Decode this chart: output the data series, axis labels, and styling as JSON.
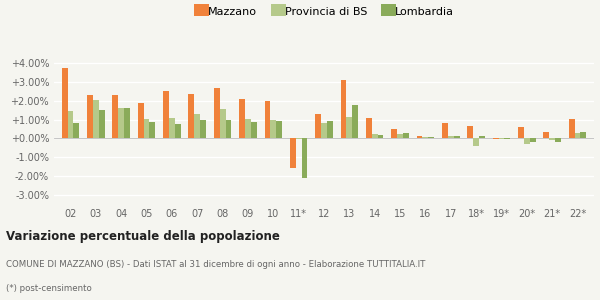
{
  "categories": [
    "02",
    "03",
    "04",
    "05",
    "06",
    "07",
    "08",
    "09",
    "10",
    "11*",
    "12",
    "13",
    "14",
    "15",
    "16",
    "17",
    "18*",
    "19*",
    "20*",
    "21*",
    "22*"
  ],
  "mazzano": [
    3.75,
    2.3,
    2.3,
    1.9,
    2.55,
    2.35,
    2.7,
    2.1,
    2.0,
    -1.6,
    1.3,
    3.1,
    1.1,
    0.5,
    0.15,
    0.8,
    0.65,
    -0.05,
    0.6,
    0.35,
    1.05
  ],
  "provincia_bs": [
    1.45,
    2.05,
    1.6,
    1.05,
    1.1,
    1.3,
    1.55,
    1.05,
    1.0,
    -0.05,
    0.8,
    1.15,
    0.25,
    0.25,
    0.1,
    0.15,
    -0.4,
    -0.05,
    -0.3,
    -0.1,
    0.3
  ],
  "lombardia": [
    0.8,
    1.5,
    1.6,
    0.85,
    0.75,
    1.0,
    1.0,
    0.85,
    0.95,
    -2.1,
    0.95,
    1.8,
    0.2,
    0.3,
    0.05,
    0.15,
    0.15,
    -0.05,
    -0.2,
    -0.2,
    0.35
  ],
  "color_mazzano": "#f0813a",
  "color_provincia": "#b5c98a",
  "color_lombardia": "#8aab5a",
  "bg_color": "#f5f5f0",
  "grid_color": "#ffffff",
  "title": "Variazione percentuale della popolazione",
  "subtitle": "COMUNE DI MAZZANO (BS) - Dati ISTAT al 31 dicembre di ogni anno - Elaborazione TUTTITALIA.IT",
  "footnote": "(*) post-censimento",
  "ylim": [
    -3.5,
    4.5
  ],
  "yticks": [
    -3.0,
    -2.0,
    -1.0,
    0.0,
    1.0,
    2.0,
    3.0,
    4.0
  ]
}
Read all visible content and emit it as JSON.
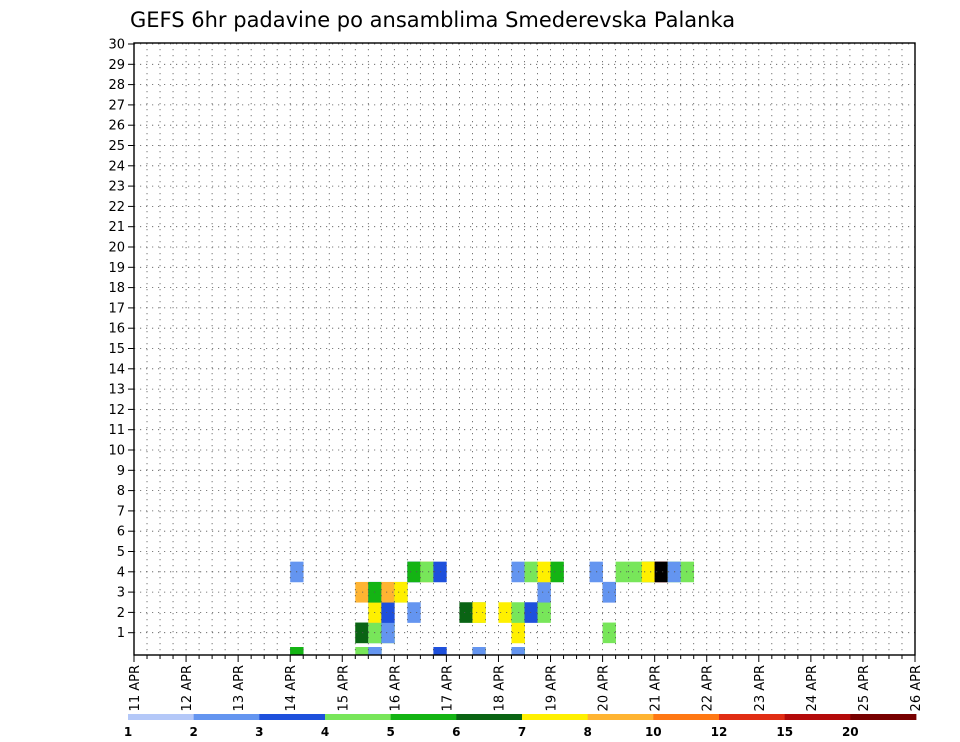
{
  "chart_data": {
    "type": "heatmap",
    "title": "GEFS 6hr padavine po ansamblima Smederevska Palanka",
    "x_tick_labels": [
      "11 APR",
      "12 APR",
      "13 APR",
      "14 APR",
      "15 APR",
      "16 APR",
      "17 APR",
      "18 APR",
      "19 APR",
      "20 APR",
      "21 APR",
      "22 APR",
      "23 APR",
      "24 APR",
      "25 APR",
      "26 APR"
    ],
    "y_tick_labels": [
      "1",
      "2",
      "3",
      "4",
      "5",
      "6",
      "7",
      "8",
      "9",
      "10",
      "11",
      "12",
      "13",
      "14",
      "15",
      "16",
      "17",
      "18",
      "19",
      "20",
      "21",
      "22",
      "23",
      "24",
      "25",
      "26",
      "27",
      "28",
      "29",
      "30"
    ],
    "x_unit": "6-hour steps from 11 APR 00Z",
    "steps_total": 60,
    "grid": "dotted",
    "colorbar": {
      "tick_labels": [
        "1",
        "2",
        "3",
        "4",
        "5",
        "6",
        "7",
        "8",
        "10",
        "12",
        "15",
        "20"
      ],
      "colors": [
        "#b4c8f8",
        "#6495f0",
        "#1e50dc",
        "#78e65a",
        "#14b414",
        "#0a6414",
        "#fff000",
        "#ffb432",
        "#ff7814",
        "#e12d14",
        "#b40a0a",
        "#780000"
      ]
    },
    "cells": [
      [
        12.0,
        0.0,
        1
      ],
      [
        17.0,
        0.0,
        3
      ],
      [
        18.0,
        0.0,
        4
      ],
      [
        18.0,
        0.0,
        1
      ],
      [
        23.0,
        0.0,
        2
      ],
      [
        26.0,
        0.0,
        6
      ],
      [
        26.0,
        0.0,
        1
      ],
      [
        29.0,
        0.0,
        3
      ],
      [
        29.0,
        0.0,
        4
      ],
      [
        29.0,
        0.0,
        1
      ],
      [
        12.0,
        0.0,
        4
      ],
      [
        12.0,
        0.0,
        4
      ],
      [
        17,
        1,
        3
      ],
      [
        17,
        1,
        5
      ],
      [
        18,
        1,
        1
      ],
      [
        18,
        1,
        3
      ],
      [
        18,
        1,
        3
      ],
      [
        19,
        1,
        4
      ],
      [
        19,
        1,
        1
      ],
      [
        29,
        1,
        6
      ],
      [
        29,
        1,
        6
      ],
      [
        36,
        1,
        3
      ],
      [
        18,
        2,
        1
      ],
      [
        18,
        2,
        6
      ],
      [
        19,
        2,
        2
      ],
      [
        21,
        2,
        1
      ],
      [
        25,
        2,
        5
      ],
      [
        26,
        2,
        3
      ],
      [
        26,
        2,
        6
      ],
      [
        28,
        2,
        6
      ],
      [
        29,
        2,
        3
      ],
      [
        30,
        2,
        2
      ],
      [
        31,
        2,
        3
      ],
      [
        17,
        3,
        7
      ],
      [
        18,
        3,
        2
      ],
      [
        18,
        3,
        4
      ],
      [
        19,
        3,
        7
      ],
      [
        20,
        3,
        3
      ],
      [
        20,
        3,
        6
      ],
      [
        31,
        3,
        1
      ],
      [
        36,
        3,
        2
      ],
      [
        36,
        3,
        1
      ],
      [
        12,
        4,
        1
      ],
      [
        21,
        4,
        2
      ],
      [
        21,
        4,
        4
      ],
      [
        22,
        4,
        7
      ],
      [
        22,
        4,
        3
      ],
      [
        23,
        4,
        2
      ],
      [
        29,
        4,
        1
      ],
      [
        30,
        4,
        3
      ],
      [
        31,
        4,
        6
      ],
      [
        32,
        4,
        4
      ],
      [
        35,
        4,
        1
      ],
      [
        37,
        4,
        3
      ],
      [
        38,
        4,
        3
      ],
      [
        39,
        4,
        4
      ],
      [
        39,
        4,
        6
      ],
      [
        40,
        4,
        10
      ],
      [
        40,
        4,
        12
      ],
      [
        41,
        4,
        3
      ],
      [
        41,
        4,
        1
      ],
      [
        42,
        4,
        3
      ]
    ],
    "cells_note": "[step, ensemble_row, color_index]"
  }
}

Instructions for the task
Send back the data above word for word, with the pictures left out.

Finished exercise
Decode this chart: output the data series, axis labels, and styling as JSON.
{
  "categories": [
    "02",
    "03",
    "04",
    "05",
    "06",
    "07",
    "08",
    "09",
    "10",
    "11*",
    "12",
    "13",
    "14",
    "15",
    "16",
    "17",
    "18*",
    "19*",
    "20*",
    "21*",
    "22*"
  ],
  "mazzano": [
    3.75,
    2.3,
    2.3,
    1.9,
    2.55,
    2.35,
    2.7,
    2.1,
    2.0,
    -1.6,
    1.3,
    3.1,
    1.1,
    0.5,
    0.15,
    0.8,
    0.65,
    -0.05,
    0.6,
    0.35,
    1.05
  ],
  "provincia_bs": [
    1.45,
    2.05,
    1.6,
    1.05,
    1.1,
    1.3,
    1.55,
    1.05,
    1.0,
    -0.05,
    0.8,
    1.15,
    0.25,
    0.25,
    0.1,
    0.15,
    -0.4,
    -0.05,
    -0.3,
    -0.1,
    0.3
  ],
  "lombardia": [
    0.8,
    1.5,
    1.6,
    0.85,
    0.75,
    1.0,
    1.0,
    0.85,
    0.95,
    -2.1,
    0.95,
    1.8,
    0.2,
    0.3,
    0.05,
    0.15,
    0.15,
    -0.05,
    -0.2,
    -0.2,
    0.35
  ],
  "color_mazzano": "#f0813a",
  "color_provincia": "#b5c98a",
  "color_lombardia": "#8aab5a",
  "bg_color": "#f5f5f0",
  "grid_color": "#ffffff",
  "title": "Variazione percentuale della popolazione",
  "subtitle": "COMUNE DI MAZZANO (BS) - Dati ISTAT al 31 dicembre di ogni anno - Elaborazione TUTTITALIA.IT",
  "footnote": "(*) post-censimento",
  "ylim": [
    -3.5,
    4.5
  ],
  "yticks": [
    -3.0,
    -2.0,
    -1.0,
    0.0,
    1.0,
    2.0,
    3.0,
    4.0
  ]
}
Read all visible content and emit it as JSON.
{
  "chart_data": {
    "type": "heatmap",
    "title": "GEFS 6hr padavine po ansamblima Smederevska Palanka",
    "x_tick_labels": [
      "11 APR",
      "12 APR",
      "13 APR",
      "14 APR",
      "15 APR",
      "16 APR",
      "17 APR",
      "18 APR",
      "19 APR",
      "20 APR",
      "21 APR",
      "22 APR",
      "23 APR",
      "24 APR",
      "25 APR",
      "26 APR"
    ],
    "y_tick_labels": [
      "1",
      "2",
      "3",
      "4",
      "5",
      "6",
      "7",
      "8",
      "9",
      "10",
      "11",
      "12",
      "13",
      "14",
      "15",
      "16",
      "17",
      "18",
      "19",
      "20",
      "21",
      "22",
      "23",
      "24",
      "25",
      "26",
      "27",
      "28",
      "29",
      "30"
    ],
    "x_unit": "6-hour steps from 11 APR 00Z",
    "steps_total": 60,
    "grid": "dotted",
    "colorbar": {
      "tick_labels": [
        "1",
        "2",
        "3",
        "4",
        "5",
        "6",
        "7",
        "8",
        "10",
        "12",
        "15",
        "20"
      ],
      "colors": [
        "#b4c8f8",
        "#6495f0",
        "#1e50dc",
        "#78e65a",
        "#14b414",
        "#0a6414",
        "#fff000",
        "#ffb432",
        "#ff7814",
        "#e12d14",
        "#b40a0a",
        "#780000"
      ]
    },
    "cells": [
      [
        12.0,
        0.0,
        1
      ],
      [
        17.0,
        0.0,
        3
      ],
      [
        18.0,
        0.0,
        4
      ],
      [
        18.0,
        0.0,
        1
      ],
      [
        23.0,
        0.0,
        2
      ],
      [
        26.0,
        0.0,
        6
      ],
      [
        26.0,
        0.0,
        1
      ],
      [
        29.0,
        0.0,
        3
      ],
      [
        29.0,
        0.0,
        4
      ],
      [
        29.0,
        0.0,
        1
      ],
      [
        12.0,
        0.0,
        4
      ],
      [
        12.0,
        0.0,
        4
      ],
      [
        17,
        1,
        3
      ],
      [
        17,
        1,
        5
      ],
      [
        18,
        1,
        1
      ],
      [
        18,
        1,
        3
      ],
      [
        18,
        1,
        3
      ],
      [
        19,
        1,
        4
      ],
      [
        19,
        1,
        1
      ],
      [
        29,
        1,
        6
      ],
      [
        29,
        1,
        6
      ],
      [
        36,
        1,
        3
      ],
      [
        18,
        2,
        1
      ],
      [
        18,
        2,
        6
      ],
      [
        19,
        2,
        2
      ],
      [
        21,
        2,
        1
      ],
      [
        25,
        2,
        5
      ],
      [
        26,
        2,
        3
      ],
      [
        26,
        2,
        6
      ],
      [
        28,
        2,
        6
      ],
      [
        29,
        2,
        3
      ],
      [
        30,
        2,
        2
      ],
      [
        31,
        2,
        3
      ],
      [
        17,
        3,
        7
      ],
      [
        18,
        3,
        2
      ],
      [
        18,
        3,
        4
      ],
      [
        19,
        3,
        7
      ],
      [
        20,
        3,
        3
      ],
      [
        20,
        3,
        6
      ],
      [
        31,
        3,
        1
      ],
      [
        36,
        3,
        2
      ],
      [
        36,
        3,
        1
      ],
      [
        12,
        4,
        1
      ],
      [
        21,
        4,
        2
      ],
      [
        21,
        4,
        4
      ],
      [
        22,
        4,
        7
      ],
      [
        22,
        4,
        3
      ],
      [
        23,
        4,
        2
      ],
      [
        29,
        4,
        1
      ],
      [
        30,
        4,
        3
      ],
      [
        31,
        4,
        6
      ],
      [
        32,
        4,
        4
      ],
      [
        35,
        4,
        1
      ],
      [
        37,
        4,
        3
      ],
      [
        38,
        4,
        3
      ],
      [
        39,
        4,
        4
      ],
      [
        39,
        4,
        6
      ],
      [
        40,
        4,
        10
      ],
      [
        40,
        4,
        12
      ],
      [
        41,
        4,
        3
      ],
      [
        41,
        4,
        1
      ],
      [
        42,
        4,
        3
      ]
    ],
    "cells_note": "[step, ensemble_row, color_index]"
  }
}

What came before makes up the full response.